## [What the task asks]
Determine how many lines of this material contain "name". Give only the number.

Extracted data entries
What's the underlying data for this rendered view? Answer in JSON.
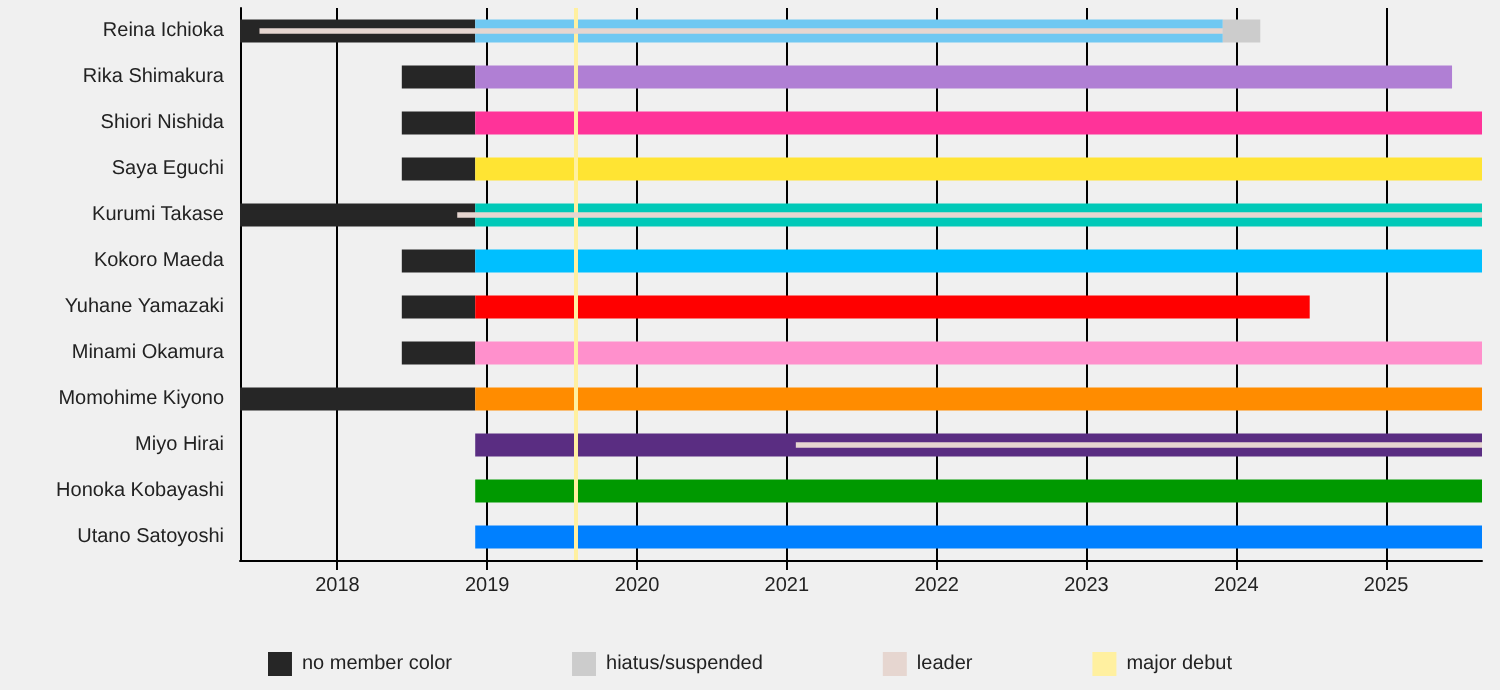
{
  "chart_data": {
    "type": "bar",
    "orientation": "horizontal",
    "categories": [
      "Reina Ichioka",
      "Rika Shimakura",
      "Shiori Nishida",
      "Saya Eguchi",
      "Kurumi Takase",
      "Kokoro Maeda",
      "Yuhane Yamazaki",
      "Minami Okamura",
      "Momohime Kiyono",
      "Miyo Hirai",
      "Honoka Kobayashi",
      "Utano Satoyoshi"
    ],
    "series": [
      {
        "name": "no member color",
        "color": "#262626",
        "base": [
          2017.35,
          2018.43,
          2018.43,
          2018.43,
          2017.35,
          2018.43,
          2018.43,
          2018.43,
          2017.35,
          null,
          null,
          null
        ],
        "values": [
          1.57,
          0.49,
          0.49,
          0.49,
          1.57,
          0.49,
          0.49,
          0.49,
          1.57,
          null,
          null,
          null
        ]
      },
      {
        "colors": [
          "#70c8f2",
          "#b07fd4",
          "#ff3399",
          "#ffe433",
          "#00c9b8",
          "#00bfff",
          "#ff0000",
          "#ff90cc",
          "#ff8c00",
          "#5a2d82",
          "#009900",
          "#0080ff"
        ],
        "base": [
          2018.92,
          2018.92,
          2018.92,
          2018.92,
          2018.92,
          2018.92,
          2018.92,
          2018.92,
          2018.92,
          2018.92,
          2018.92,
          2018.92
        ],
        "values": [
          4.99,
          6.52,
          6.72,
          6.72,
          6.72,
          6.72,
          5.57,
          6.72,
          6.72,
          6.72,
          6.72,
          6.72
        ]
      },
      {
        "name": "hiatus/suspended",
        "color": "#cccccc",
        "base": [
          2023.91,
          null,
          null,
          null,
          null,
          null,
          null,
          null,
          null,
          null,
          null,
          null
        ],
        "values": [
          0.25,
          null,
          null,
          null,
          null,
          null,
          null,
          null,
          null,
          null,
          null,
          null
        ]
      },
      {
        "name": "leader",
        "color": "#e6d6d0",
        "base": [
          2017.48,
          null,
          null,
          null,
          2018.8,
          null,
          null,
          null,
          null,
          2021.06,
          null,
          null
        ],
        "values": [
          6.43,
          null,
          null,
          null,
          6.84,
          null,
          null,
          null,
          null,
          4.58,
          null,
          null
        ]
      }
    ],
    "ref_lines": [
      {
        "axis": "x",
        "value": 2019.59,
        "label": "major debut",
        "color": "#fff0a0"
      }
    ],
    "xlim": [
      2017.35,
      2025.64
    ],
    "xticks": [
      2018,
      2019,
      2020,
      2021,
      2022,
      2023,
      2024,
      2025
    ],
    "grid": "x",
    "legend": "bottom"
  }
}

## [Exercise result]
3